■ Provided text
● ● ●
In a similar vein “Hesperates Rising”, the other long track that occupies about half the album tells a tale about another moon rising up in the Earth’s sky and sort of challenging humankind to clean up their act, or something to that effect. The whole point of the story is a bit hazy, and the song transitions through a number of movements that seem to evolve, but the whole thing rambles on much longer than seems necessary and fails to really capture the imagination. The production is quite good for such a minor label and the individual members are all excellent musicians (although the drummer has a bit of a tendency to plod along at times), but I wouldn’t rank this among the better epic- length symphonic works in history. It’s interesting at best.

Maybe it’s just because I got both of Episode’s albums at the same time (downloaded directly from their web site – nice to get free music directly from the band at least), but this one seems to be quite a bit more disjointed than the first album. I get the impression this is just a collection of things the band put together in the four years between when the first and last album released, which would make sense I suppose.
● ● ●
■ Your assignment
Could you print the album review's passage between "Maybe it’s just" and "sense I suppose.", inclusive, word for word? The material comes from a separate source.
● ● ●
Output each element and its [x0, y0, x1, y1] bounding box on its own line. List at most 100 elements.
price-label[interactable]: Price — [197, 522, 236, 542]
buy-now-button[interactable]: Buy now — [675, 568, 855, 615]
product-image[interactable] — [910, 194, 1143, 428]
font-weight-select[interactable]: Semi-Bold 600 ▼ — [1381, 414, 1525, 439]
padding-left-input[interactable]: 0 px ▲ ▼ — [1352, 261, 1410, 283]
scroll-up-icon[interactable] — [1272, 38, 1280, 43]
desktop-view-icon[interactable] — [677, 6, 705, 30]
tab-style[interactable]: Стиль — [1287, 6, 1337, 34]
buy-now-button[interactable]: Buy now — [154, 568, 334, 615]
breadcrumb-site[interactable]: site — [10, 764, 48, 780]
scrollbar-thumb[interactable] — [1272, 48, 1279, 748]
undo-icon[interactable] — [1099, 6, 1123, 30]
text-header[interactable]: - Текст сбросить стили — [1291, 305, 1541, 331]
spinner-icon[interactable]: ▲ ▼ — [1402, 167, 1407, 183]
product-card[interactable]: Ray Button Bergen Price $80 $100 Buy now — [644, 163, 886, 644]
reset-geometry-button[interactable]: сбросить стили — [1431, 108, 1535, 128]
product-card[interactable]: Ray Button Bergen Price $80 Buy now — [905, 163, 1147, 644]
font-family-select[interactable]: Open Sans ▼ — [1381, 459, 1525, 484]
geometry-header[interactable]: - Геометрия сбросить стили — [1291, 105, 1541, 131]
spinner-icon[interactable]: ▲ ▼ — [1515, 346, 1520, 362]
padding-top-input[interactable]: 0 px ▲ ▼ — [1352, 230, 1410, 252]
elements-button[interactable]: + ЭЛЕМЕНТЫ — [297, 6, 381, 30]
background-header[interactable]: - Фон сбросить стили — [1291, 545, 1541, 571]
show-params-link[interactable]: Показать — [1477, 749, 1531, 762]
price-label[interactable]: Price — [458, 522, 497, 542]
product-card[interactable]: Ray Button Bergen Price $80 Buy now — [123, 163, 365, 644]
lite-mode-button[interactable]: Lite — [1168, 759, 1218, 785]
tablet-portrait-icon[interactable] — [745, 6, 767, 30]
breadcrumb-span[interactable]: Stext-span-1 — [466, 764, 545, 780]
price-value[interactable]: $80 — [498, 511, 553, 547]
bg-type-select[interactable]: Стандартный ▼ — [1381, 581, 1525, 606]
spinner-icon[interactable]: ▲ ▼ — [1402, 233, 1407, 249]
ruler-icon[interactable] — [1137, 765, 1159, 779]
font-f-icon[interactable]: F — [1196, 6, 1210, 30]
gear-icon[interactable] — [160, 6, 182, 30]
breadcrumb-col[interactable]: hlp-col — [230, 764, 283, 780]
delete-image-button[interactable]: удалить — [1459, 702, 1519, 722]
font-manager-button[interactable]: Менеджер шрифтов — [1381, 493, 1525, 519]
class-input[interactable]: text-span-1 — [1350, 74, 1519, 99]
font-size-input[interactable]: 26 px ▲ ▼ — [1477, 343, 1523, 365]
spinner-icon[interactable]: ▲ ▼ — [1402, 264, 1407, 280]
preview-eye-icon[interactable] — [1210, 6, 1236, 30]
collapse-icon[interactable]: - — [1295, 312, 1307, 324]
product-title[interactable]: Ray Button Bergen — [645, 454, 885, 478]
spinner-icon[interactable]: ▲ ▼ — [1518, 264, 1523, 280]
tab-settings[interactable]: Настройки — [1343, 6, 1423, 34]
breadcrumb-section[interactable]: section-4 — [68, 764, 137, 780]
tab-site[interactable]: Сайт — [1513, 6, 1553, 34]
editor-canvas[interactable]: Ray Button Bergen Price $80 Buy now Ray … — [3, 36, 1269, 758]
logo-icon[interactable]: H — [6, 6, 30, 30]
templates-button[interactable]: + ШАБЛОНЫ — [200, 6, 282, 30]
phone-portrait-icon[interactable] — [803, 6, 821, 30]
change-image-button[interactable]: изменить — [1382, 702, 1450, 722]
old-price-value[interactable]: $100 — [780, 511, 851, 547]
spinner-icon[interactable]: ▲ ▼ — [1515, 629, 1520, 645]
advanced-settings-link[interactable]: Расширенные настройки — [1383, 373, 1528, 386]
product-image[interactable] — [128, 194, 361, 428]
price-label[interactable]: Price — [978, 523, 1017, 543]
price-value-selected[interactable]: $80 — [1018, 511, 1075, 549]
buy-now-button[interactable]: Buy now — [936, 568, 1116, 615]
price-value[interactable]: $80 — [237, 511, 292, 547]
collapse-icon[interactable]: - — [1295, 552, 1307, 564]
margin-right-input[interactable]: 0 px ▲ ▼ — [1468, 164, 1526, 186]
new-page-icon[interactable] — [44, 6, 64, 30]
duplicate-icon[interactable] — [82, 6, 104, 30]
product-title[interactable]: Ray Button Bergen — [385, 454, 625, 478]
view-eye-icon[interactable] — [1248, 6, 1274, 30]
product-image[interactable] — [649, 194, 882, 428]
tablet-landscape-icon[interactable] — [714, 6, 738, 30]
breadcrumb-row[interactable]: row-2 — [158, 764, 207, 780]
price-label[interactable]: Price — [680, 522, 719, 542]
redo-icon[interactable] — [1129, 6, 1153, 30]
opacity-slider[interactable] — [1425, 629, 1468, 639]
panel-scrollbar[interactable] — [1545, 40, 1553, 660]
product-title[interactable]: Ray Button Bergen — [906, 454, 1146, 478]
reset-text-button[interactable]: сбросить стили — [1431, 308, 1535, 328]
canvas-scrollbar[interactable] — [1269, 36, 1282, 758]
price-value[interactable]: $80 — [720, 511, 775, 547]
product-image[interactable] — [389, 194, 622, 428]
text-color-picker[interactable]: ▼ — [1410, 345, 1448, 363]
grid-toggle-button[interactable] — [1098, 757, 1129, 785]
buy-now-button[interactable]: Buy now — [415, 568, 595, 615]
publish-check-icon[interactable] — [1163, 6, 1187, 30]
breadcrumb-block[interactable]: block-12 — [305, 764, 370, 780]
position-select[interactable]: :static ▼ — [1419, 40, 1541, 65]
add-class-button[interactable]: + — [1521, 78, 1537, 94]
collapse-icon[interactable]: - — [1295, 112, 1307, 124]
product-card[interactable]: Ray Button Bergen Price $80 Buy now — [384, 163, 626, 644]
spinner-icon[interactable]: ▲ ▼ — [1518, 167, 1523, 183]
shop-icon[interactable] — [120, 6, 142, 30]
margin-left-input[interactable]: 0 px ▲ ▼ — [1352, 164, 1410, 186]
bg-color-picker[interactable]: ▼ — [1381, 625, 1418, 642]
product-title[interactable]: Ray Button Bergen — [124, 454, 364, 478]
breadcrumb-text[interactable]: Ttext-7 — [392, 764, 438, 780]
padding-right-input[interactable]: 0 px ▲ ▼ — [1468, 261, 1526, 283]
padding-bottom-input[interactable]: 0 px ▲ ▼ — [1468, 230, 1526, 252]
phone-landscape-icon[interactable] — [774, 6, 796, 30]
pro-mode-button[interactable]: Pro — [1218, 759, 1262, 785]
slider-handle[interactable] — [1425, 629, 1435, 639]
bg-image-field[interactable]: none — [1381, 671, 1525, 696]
● ● ●
■ Solution below
Maybe it’s just because I got both of Episode’s albums at the same time (downloaded directly from their web site – nice to get free music directly from the band at least), but this one seems to be quite a bit more disjointed than the first album. I get the impression this is just a collection of things the band put together in the four years between when the first and last album released, which would make sense I suppose.